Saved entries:
####################
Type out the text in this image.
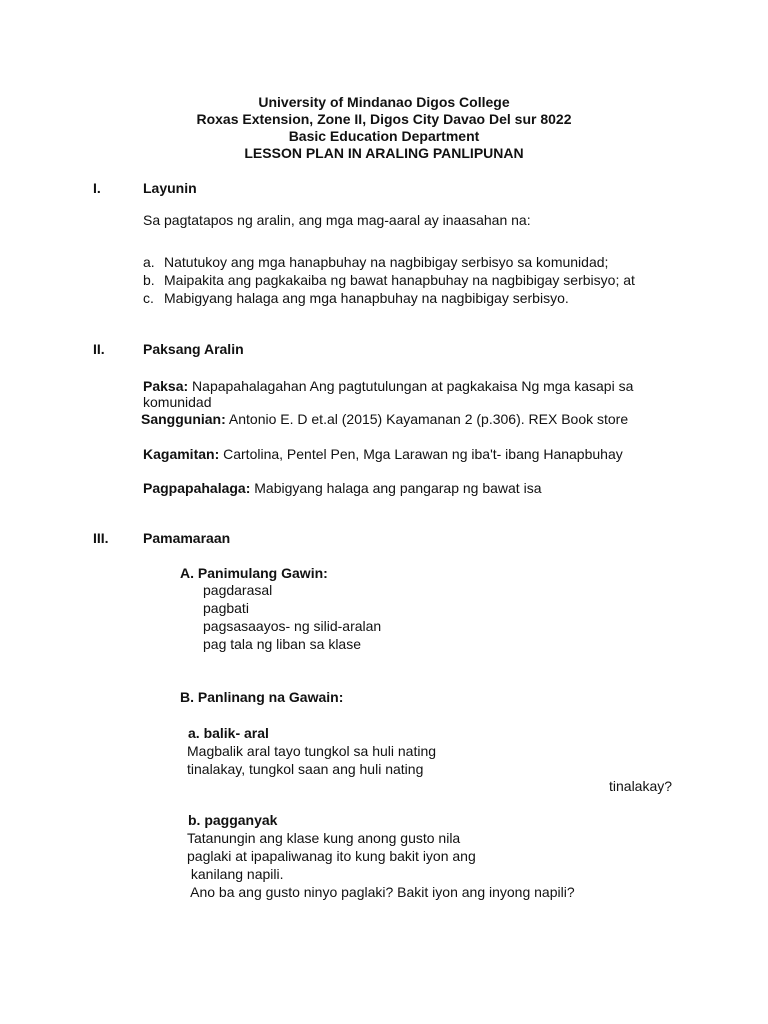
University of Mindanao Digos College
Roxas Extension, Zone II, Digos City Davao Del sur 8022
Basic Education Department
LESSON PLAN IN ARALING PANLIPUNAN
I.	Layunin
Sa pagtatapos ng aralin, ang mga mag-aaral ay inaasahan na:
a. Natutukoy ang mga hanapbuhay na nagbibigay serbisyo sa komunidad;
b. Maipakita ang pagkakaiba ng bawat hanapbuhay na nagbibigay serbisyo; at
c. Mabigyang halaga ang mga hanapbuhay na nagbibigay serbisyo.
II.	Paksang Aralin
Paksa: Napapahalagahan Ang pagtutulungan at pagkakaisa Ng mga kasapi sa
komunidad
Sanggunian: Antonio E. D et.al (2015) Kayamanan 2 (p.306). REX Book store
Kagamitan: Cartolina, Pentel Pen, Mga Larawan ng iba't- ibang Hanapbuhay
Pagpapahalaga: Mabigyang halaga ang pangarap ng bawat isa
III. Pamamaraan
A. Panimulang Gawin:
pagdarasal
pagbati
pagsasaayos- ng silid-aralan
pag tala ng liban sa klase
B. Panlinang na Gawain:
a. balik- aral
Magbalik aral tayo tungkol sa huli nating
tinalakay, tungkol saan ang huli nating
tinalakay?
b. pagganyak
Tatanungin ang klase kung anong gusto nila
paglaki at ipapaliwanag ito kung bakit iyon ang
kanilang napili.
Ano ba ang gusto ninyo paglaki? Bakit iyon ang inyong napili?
####################
*DIRECTIVE*:
Output all the records, word for word, with no pictures in the copy.

*WRITTEN SOLUTION*:
Type out the text in this image.
University of Mindanao Digos College
Roxas Extension, Zone II, Digos City Davao Del sur 8022
Basic Education Department
LESSON PLAN IN ARALING PANLIPUNAN
I.	Layunin
Sa pagtatapos ng aralin, ang mga mag-aaral ay inaasahan na:
a. Natutukoy ang mga hanapbuhay na nagbibigay serbisyo sa komunidad;
b. Maipakita ang pagkakaiba ng bawat hanapbuhay na nagbibigay serbisyo; at
c. Mabigyang halaga ang mga hanapbuhay na nagbibigay serbisyo.
II.	Paksang Aralin
Paksa: Napapahalagahan Ang pagtutulungan at pagkakaisa Ng mga kasapi sa
komunidad
Sanggunian: Antonio E. D et.al (2015) Kayamanan 2 (p.306). REX Book store
Kagamitan: Cartolina, Pentel Pen, Mga Larawan ng iba't- ibang Hanapbuhay
Pagpapahalaga: Mabigyang halaga ang pangarap ng bawat isa
III. Pamamaraan
A. Panimulang Gawin:
pagdarasal
pagbati
pagsasaayos- ng silid-aralan
pag tala ng liban sa klase
B. Panlinang na Gawain:
a. balik- aral
Magbalik aral tayo tungkol sa huli nating
tinalakay, tungkol saan ang huli nating
tinalakay?
b. pagganyak
Tatanungin ang klase kung anong gusto nila
paglaki at ipapaliwanag ito kung bakit iyon ang
kanilang napili.
Ano ba ang gusto ninyo paglaki? Bakit iyon ang inyong napili?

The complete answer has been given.